#### MATERIAL SUPPLIED

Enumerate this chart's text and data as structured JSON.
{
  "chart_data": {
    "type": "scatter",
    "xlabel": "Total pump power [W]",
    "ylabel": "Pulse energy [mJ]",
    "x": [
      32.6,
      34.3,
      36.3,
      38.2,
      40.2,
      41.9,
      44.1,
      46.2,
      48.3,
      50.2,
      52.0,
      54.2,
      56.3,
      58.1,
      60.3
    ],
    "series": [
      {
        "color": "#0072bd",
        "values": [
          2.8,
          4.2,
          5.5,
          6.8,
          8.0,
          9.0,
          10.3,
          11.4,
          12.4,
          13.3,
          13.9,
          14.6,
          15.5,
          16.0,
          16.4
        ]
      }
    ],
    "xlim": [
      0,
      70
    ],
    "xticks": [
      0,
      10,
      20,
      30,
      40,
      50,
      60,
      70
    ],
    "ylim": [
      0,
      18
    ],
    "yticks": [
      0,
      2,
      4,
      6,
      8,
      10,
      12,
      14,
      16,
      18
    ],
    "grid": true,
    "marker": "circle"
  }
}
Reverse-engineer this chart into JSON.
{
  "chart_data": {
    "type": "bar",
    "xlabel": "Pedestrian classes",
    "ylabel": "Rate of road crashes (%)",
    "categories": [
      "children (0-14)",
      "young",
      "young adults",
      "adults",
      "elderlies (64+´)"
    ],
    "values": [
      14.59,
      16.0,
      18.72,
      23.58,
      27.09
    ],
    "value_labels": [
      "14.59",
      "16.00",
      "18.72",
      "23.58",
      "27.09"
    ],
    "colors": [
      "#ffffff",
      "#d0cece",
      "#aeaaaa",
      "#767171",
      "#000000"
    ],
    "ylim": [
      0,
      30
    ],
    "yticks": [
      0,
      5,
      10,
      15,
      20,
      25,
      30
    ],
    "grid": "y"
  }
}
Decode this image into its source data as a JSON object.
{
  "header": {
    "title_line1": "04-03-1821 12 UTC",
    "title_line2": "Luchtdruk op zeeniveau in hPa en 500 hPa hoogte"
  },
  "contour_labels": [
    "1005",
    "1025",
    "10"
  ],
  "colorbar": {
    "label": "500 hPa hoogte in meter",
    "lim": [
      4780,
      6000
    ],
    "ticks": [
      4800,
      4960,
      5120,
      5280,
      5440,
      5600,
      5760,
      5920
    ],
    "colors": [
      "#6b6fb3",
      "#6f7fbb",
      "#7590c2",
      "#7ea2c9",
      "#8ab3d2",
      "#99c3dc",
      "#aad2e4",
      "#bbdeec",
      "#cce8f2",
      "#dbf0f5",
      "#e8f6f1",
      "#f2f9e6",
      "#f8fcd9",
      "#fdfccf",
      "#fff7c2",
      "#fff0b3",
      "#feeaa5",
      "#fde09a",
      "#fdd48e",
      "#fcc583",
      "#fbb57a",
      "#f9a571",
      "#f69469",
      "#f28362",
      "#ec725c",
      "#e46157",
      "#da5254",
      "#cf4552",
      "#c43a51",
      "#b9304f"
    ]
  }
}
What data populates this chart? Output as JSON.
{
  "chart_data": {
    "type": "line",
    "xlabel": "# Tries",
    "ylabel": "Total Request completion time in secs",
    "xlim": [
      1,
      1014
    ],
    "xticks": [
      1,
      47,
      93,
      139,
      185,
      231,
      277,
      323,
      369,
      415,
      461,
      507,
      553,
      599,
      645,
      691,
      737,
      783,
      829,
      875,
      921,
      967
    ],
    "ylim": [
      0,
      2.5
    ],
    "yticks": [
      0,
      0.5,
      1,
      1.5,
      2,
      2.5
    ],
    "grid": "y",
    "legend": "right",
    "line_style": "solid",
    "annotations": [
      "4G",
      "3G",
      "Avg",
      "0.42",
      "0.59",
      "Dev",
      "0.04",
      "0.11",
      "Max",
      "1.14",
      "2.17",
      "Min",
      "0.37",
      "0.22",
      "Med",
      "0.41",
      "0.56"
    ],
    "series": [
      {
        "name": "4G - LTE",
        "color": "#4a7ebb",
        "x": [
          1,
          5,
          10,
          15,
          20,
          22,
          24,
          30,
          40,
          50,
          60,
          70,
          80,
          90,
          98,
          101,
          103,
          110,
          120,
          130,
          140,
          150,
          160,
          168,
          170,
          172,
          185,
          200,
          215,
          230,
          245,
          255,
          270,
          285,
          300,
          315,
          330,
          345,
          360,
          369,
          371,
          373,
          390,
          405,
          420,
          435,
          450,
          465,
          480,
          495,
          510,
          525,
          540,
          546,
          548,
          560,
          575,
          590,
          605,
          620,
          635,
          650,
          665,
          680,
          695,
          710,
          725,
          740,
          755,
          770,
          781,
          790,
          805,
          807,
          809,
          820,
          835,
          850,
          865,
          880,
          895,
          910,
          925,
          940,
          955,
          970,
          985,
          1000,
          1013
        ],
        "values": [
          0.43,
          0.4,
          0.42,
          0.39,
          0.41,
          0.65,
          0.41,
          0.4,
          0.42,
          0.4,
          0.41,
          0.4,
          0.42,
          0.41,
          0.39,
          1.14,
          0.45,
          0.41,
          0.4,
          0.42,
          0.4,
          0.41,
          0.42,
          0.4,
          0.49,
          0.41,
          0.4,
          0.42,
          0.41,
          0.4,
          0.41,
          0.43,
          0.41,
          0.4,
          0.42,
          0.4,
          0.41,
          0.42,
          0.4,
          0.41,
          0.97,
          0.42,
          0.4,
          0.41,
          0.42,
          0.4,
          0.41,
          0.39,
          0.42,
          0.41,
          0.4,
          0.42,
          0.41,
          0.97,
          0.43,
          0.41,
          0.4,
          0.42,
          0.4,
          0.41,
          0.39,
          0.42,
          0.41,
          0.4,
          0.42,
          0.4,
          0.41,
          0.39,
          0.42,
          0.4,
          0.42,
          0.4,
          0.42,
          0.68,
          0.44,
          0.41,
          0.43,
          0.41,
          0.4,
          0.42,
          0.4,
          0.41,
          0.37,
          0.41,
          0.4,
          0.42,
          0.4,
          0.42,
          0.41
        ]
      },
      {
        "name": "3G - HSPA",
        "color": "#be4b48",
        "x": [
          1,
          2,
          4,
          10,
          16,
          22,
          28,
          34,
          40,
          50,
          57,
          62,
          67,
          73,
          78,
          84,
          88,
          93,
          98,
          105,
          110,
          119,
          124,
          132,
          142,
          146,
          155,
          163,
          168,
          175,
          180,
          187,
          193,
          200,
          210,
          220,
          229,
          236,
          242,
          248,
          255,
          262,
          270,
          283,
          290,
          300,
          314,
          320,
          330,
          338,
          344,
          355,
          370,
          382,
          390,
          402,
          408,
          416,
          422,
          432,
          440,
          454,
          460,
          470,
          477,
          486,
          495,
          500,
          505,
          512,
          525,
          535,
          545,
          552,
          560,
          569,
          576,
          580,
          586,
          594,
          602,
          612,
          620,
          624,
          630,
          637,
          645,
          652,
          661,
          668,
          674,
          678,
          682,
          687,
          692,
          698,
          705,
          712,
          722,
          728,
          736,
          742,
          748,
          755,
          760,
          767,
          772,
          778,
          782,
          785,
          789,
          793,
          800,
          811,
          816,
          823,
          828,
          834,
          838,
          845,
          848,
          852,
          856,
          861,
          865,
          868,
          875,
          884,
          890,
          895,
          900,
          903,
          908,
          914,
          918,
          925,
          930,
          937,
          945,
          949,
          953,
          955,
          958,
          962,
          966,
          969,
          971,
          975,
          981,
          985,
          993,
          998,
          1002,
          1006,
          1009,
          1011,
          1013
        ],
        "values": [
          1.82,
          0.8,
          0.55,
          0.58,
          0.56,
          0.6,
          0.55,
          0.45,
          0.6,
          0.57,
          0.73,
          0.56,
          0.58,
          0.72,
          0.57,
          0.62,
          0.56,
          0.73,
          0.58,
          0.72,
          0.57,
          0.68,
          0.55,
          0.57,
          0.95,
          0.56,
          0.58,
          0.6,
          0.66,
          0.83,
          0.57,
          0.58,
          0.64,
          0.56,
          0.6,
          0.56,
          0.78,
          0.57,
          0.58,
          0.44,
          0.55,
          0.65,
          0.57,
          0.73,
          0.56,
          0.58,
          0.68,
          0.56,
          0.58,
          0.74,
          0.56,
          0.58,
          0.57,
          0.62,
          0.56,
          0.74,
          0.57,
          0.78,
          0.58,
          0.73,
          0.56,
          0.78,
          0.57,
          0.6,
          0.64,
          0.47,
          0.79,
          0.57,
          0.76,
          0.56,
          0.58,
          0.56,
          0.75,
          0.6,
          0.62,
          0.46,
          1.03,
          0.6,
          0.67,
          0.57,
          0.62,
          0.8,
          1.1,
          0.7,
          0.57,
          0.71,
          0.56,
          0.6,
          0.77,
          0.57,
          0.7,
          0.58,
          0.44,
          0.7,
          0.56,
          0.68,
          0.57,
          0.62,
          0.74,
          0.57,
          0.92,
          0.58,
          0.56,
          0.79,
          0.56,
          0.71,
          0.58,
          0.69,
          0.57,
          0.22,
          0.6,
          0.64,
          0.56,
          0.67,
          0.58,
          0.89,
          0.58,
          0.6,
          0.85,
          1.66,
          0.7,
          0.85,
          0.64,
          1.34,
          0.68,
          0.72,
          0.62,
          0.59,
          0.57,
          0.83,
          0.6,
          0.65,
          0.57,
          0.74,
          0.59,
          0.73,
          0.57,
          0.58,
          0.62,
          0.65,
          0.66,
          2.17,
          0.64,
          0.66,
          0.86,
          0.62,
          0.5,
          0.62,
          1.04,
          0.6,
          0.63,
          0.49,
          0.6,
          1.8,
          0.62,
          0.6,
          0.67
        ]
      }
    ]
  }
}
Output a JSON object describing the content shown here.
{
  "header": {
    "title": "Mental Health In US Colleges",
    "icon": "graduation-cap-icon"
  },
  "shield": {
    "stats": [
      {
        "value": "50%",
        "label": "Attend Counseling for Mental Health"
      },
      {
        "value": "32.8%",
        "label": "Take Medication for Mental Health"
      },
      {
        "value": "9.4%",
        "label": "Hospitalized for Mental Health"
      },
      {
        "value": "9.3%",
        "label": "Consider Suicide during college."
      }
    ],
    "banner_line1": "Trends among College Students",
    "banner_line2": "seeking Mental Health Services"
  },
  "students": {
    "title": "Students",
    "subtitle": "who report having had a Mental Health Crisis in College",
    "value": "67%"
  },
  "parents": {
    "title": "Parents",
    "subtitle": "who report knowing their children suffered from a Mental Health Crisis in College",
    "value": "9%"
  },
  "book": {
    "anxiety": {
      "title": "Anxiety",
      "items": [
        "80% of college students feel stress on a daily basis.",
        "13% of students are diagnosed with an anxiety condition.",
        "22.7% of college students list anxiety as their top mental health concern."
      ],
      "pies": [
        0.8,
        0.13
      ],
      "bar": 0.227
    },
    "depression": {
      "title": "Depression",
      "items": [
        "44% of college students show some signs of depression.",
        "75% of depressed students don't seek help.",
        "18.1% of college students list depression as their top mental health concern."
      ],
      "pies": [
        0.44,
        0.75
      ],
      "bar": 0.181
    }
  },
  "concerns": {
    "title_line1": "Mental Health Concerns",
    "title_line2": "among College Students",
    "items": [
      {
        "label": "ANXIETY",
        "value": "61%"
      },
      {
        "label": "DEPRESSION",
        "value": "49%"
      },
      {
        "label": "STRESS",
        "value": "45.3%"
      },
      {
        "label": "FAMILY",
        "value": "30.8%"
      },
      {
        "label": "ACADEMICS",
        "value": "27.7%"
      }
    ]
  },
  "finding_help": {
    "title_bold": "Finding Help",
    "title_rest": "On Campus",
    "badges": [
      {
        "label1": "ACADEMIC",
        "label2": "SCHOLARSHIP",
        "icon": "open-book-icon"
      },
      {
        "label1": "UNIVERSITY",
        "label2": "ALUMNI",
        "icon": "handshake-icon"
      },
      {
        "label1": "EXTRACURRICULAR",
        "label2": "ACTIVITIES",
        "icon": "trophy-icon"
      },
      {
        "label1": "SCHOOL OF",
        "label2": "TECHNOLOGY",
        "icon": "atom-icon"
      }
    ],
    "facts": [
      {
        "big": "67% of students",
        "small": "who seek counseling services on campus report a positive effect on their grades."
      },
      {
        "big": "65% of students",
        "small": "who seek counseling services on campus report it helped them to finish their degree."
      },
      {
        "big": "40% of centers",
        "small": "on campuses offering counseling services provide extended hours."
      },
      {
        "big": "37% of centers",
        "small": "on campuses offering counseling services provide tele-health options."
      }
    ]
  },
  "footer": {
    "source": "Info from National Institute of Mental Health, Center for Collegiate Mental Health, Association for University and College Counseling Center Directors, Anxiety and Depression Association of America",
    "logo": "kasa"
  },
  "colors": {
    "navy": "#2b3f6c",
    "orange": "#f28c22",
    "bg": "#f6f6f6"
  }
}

########

→ TASK TO COMPLETE: Wherever the string "Output" appears in the entries above, list that line.

→ RIGHT ANSWER:
What data populates this chart? Output as JSON.
Output a JSON object describing the content shown here.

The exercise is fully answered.